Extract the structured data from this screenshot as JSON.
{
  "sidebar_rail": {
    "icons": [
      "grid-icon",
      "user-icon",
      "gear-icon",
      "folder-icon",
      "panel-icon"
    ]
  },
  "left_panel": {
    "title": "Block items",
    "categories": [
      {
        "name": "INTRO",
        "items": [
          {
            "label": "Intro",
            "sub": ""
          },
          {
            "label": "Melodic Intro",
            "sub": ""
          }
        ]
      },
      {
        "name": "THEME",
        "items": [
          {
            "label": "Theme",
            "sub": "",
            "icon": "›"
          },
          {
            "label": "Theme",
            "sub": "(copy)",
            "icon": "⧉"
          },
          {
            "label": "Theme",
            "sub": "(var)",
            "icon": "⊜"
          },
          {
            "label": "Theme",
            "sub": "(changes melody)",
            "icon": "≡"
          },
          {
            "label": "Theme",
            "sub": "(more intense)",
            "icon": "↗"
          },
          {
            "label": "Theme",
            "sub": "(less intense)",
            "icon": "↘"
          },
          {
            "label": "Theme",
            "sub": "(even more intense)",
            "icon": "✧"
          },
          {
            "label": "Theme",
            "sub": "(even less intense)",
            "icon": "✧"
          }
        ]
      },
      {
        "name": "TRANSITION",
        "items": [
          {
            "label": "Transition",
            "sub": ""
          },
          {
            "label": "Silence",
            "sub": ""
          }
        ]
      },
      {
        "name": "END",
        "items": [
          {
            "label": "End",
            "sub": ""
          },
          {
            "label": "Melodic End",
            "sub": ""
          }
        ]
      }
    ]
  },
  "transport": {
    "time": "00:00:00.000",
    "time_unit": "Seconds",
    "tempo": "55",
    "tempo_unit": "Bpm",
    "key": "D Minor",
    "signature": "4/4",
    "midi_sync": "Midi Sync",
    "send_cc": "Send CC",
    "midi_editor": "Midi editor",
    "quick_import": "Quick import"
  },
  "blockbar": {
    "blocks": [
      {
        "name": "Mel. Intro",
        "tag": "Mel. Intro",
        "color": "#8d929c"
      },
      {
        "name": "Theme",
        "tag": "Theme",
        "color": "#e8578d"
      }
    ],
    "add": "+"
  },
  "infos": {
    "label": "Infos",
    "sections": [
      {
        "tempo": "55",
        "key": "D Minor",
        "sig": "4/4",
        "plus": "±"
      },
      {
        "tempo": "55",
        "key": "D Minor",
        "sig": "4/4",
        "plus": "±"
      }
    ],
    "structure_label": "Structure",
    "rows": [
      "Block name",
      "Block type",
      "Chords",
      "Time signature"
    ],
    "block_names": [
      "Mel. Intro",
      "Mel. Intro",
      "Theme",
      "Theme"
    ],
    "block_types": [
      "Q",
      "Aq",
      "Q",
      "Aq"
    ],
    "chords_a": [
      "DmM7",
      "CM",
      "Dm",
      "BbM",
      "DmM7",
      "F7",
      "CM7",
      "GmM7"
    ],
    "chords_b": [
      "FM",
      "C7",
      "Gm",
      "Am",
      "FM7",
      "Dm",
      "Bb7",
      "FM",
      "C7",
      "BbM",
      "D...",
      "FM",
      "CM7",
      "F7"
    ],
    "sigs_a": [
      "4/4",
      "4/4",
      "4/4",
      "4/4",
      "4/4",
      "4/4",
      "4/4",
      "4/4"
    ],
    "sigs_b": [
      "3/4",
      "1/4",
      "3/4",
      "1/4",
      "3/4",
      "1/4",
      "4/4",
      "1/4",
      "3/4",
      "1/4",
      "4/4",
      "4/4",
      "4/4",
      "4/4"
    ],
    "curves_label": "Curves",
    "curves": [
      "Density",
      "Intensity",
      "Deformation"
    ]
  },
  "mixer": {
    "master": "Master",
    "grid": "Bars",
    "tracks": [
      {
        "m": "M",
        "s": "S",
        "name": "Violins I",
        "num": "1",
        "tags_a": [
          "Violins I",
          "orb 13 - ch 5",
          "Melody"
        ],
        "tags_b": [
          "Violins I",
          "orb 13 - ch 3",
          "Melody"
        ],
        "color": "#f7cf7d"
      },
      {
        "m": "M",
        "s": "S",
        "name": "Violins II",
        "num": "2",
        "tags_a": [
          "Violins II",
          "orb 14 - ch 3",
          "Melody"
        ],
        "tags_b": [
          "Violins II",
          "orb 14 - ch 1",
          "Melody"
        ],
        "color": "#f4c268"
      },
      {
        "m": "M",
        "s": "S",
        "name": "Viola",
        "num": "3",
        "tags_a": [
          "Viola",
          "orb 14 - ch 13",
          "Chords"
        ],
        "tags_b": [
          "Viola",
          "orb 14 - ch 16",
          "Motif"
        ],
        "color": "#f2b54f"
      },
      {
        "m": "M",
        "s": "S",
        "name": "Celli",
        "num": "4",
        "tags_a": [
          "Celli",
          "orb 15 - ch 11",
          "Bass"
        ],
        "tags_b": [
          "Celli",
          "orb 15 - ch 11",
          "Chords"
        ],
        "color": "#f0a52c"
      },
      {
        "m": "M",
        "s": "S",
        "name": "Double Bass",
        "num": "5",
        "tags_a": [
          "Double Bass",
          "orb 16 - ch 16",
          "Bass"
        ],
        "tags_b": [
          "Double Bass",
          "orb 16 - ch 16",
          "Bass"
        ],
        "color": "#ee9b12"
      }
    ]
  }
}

==

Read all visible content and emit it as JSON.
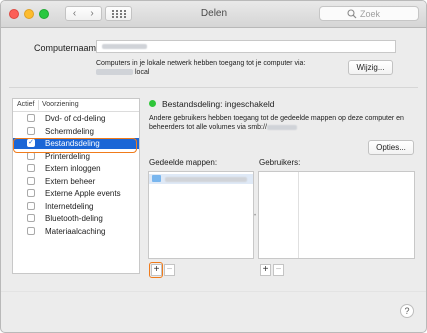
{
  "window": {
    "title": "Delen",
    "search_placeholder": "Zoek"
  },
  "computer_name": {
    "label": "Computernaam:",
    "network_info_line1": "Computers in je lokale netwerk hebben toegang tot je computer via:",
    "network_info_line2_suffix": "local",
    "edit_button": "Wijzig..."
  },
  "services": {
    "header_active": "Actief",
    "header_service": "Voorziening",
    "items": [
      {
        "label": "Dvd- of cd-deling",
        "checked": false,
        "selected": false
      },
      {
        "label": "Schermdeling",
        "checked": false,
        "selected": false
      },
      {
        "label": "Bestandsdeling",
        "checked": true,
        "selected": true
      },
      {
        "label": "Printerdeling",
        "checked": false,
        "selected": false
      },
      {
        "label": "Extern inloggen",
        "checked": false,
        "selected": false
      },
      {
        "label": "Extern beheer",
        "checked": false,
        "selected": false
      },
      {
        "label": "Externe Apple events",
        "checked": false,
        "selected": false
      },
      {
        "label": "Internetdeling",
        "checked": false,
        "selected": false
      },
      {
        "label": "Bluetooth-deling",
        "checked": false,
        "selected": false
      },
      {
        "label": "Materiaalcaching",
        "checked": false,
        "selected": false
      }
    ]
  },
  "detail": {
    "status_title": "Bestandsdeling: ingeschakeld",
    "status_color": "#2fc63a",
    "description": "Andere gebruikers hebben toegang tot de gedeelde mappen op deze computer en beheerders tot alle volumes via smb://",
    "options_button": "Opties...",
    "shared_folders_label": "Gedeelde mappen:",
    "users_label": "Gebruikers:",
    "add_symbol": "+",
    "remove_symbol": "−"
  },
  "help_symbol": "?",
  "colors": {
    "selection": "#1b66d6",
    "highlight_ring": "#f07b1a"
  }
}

* * *

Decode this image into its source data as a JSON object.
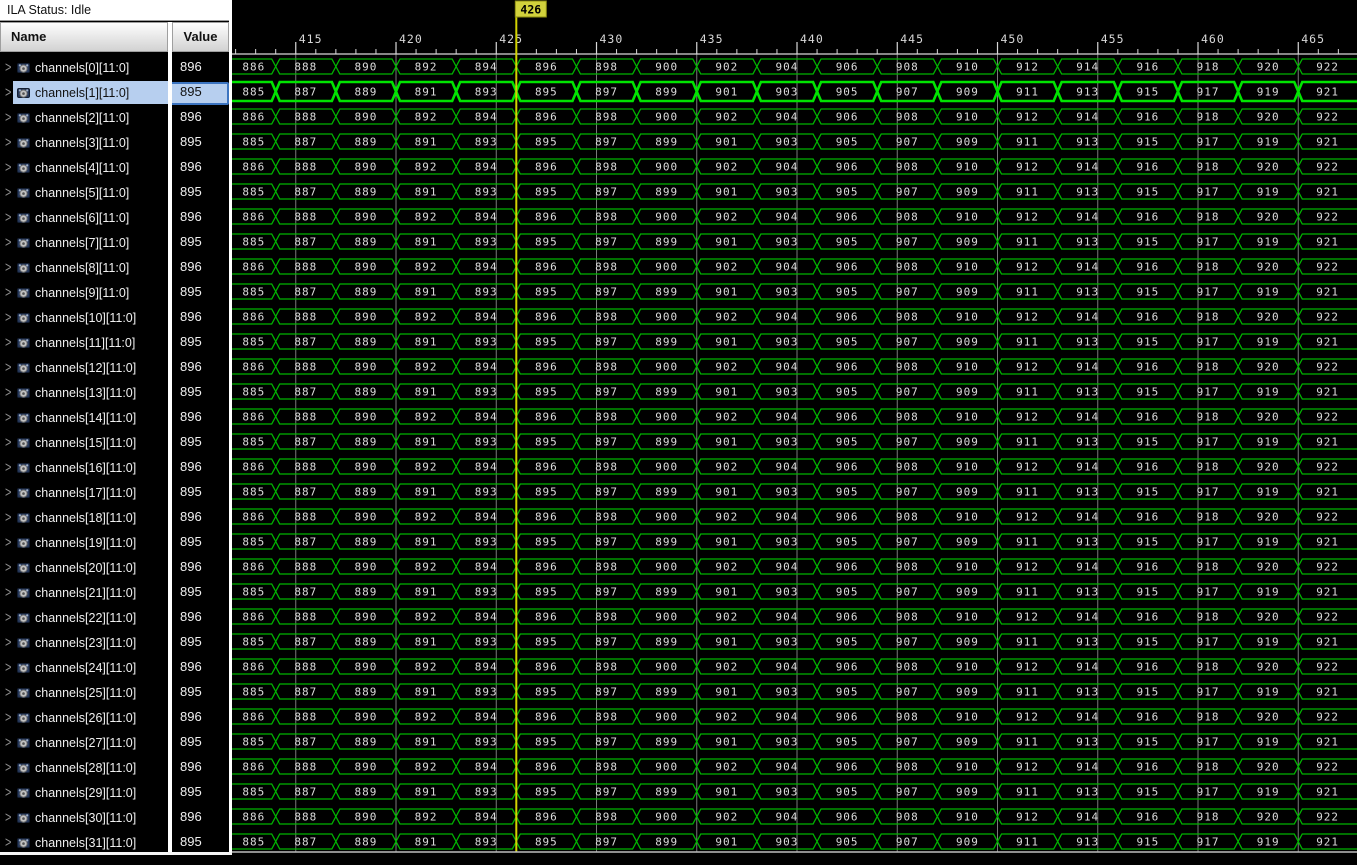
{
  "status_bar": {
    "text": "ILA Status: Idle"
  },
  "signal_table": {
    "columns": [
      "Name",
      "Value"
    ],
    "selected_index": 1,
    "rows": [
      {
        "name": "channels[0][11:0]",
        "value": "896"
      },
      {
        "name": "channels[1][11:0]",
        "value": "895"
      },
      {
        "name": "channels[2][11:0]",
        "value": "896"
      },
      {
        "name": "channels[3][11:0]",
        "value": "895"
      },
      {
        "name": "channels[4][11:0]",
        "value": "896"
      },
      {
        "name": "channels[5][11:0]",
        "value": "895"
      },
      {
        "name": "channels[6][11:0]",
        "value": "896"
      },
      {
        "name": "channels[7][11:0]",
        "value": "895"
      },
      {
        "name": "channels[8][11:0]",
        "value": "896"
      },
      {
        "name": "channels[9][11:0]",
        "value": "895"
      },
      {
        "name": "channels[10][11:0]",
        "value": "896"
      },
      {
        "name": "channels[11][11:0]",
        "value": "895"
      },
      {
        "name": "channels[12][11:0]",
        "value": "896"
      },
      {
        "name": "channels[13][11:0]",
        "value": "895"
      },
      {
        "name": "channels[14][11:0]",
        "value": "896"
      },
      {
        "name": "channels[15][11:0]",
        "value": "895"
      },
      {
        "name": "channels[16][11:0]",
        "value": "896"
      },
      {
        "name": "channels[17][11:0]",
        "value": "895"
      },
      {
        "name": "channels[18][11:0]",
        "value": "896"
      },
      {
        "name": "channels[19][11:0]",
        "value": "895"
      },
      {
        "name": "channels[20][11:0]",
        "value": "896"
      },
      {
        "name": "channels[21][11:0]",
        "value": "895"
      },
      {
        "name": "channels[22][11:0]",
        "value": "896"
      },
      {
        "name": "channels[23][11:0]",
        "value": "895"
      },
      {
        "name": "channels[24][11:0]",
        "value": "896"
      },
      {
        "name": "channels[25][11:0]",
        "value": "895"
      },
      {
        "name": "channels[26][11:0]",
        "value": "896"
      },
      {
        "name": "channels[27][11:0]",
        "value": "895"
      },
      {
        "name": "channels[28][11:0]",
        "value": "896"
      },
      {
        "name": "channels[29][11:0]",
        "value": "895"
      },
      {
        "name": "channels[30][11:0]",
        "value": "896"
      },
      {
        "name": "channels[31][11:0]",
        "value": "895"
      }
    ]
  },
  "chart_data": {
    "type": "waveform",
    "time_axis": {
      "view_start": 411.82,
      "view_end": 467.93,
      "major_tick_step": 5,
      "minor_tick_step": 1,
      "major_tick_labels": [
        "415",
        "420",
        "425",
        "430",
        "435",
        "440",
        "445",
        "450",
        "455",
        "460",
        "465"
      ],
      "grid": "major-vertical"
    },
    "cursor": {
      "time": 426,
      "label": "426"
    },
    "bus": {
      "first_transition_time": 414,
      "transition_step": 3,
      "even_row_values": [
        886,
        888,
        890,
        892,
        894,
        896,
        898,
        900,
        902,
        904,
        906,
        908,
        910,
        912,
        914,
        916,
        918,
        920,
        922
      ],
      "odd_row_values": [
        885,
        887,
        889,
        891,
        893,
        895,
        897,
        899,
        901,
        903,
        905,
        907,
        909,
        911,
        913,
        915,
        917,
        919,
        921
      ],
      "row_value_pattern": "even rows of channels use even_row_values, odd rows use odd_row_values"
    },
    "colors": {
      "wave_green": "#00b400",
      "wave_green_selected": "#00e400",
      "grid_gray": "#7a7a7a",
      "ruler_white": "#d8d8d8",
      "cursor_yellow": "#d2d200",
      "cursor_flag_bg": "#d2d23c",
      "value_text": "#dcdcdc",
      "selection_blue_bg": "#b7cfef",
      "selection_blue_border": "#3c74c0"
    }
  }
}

Exercise prompt: Where a line in the material contains "Melodic", copy that line.

Solution to this task:
            "label": "Melodic Intro",
            "label": "Melodic End",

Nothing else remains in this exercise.